(Records)

§ §

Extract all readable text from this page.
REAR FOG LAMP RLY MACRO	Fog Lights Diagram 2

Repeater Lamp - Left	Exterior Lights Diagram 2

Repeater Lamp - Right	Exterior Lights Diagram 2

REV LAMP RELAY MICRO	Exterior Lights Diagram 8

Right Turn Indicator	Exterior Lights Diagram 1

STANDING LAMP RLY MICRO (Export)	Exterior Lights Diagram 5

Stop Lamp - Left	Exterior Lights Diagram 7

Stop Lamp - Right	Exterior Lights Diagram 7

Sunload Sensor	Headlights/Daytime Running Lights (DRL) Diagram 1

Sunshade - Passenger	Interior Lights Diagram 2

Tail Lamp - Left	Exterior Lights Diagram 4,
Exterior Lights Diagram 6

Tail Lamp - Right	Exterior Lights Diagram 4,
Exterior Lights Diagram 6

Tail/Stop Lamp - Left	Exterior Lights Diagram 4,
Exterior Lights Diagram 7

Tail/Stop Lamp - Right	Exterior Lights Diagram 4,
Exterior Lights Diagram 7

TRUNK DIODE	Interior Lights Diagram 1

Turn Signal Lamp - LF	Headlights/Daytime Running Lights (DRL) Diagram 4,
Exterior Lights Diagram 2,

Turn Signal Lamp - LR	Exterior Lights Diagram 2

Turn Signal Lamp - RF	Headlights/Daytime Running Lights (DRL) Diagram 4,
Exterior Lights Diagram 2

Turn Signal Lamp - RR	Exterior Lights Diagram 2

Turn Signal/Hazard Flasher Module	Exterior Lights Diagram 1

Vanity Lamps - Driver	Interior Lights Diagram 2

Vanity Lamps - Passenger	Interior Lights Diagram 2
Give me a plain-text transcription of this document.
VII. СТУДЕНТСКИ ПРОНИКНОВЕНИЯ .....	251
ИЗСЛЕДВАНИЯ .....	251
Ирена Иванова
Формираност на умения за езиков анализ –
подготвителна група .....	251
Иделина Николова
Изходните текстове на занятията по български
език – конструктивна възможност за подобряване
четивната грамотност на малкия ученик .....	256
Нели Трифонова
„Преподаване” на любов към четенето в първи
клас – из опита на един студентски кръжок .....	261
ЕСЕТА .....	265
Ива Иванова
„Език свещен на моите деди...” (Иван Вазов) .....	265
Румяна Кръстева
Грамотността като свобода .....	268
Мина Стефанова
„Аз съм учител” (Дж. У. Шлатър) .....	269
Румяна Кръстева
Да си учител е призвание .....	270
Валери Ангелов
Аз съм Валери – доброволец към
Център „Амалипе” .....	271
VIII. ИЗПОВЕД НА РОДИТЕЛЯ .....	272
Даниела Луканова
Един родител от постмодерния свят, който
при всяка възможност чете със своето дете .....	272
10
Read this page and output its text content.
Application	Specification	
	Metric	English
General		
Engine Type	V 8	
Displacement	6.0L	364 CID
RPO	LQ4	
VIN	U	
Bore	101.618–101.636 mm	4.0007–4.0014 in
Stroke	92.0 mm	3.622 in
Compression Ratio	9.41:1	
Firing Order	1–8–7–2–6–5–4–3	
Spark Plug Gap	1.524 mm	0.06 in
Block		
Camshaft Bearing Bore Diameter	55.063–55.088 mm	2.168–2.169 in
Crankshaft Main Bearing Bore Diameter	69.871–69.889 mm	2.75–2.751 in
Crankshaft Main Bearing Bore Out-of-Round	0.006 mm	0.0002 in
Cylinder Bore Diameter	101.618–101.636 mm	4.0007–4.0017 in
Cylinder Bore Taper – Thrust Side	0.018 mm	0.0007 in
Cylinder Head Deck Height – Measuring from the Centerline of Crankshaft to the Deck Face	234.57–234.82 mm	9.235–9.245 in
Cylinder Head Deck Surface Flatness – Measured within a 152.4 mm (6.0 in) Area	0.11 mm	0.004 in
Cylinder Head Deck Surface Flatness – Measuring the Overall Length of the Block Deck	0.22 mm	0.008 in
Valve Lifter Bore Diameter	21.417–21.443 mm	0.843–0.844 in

§ §

* Problem description
Take the listing above and write it out again exactly.

* Solution below
Extract all readable text from this page.
REAR FOG LAMP RLY MACRO	Fog Lights Diagram 2

Repeater Lamp - Left	Exterior Lights Diagram 2

Repeater Lamp - Right	Exterior Lights Diagram 2

REV LAMP RELAY MICRO	Exterior Lights Diagram 8

Right Turn Indicator	Exterior Lights Diagram 1

STANDING LAMP RLY MICRO (Export)	Exterior Lights Diagram 5

Stop Lamp - Left	Exterior Lights Diagram 7

Stop Lamp - Right	Exterior Lights Diagram 7

Sunload Sensor	Headlights/Daytime Running Lights (DRL) Diagram 1

Sunshade - Passenger	Interior Lights Diagram 2

Tail Lamp - Left	Exterior Lights Diagram 4,
Exterior Lights Diagram 6

Tail Lamp - Right	Exterior Lights Diagram 4,
Exterior Lights Diagram 6

Tail/Stop Lamp - Left	Exterior Lights Diagram 4,
Exterior Lights Diagram 7

Tail/Stop Lamp - Right	Exterior Lights Diagram 4,
Exterior Lights Diagram 7

TRUNK DIODE	Interior Lights Diagram 1

Turn Signal Lamp - LF	Headlights/Daytime Running Lights (DRL) Diagram 4,
Exterior Lights Diagram 2,

Turn Signal Lamp - LR	Exterior Lights Diagram 2

Turn Signal Lamp - RF	Headlights/Daytime Running Lights (DRL) Diagram 4,
Exterior Lights Diagram 2

Turn Signal Lamp - RR	Exterior Lights Diagram 2

Turn Signal/Hazard Flasher Module	Exterior Lights Diagram 1

Vanity Lamps - Driver	Interior Lights Diagram 2

Vanity Lamps - Passenger	Interior Lights Diagram 2
Give me a plain-text transcription of this document.
VII. СТУДЕНТСКИ ПРОНИКНОВЕНИЯ .....	251
ИЗСЛЕДВАНИЯ .....	251
Ирена Иванова
Формираност на умения за езиков анализ –
подготвителна група .....	251
Иделина Николова
Изходните текстове на занятията по български
език – конструктивна възможност за подобряване
четивната грамотност на малкия ученик .....	256
Нели Трифонова
„Преподаване” на любов към четенето в първи
клас – из опита на един студентски кръжок .....	261
ЕСЕТА .....	265
Ива Иванова
„Език свещен на моите деди...” (Иван Вазов) .....	265
Румяна Кръстева
Грамотността като свобода .....	268
Мина Стефанова
„Аз съм учител” (Дж. У. Шлатър) .....	269
Румяна Кръстева
Да си учител е призвание .....	270
Валери Ангелов
Аз съм Валери – доброволец към
Център „Амалипе” .....	271
VIII. ИЗПОВЕД НА РОДИТЕЛЯ .....	272
Даниела Луканова
Един родител от постмодерния свят, който
при всяка възможност чете със своето дете .....	272
10
Read this page and output its text content.
Application	Specification	
	Metric	English
General		
Engine Type	V 8	
Displacement	6.0L	364 CID
RPO	LQ4	
VIN	U	
Bore	101.618–101.636 mm	4.0007–4.0014 in
Stroke	92.0 mm	3.622 in
Compression Ratio	9.41:1	
Firing Order	1–8–7–2–6–5–4–3	
Spark Plug Gap	1.524 mm	0.06 in
Block		
Camshaft Bearing Bore Diameter	55.063–55.088 mm	2.168–2.169 in
Crankshaft Main Bearing Bore Diameter	69.871–69.889 mm	2.75–2.751 in
Crankshaft Main Bearing Bore Out-of-Round	0.006 mm	0.0002 in
Cylinder Bore Diameter	101.618–101.636 mm	4.0007–4.0017 in
Cylinder Bore Taper – Thrust Side	0.018 mm	0.0007 in
Cylinder Head Deck Height – Measuring from the Centerline of Crankshaft to the Deck Face	234.57–234.82 mm	9.235–9.245 in
Cylinder Head Deck Surface Flatness – Measured within a 152.4 mm (6.0 in) Area	0.11 mm	0.004 in
Cylinder Head Deck Surface Flatness – Measuring the Overall Length of the Block Deck	0.22 mm	0.008 in
Valve Lifter Bore Diameter	21.417–21.443 mm	0.843–0.844 in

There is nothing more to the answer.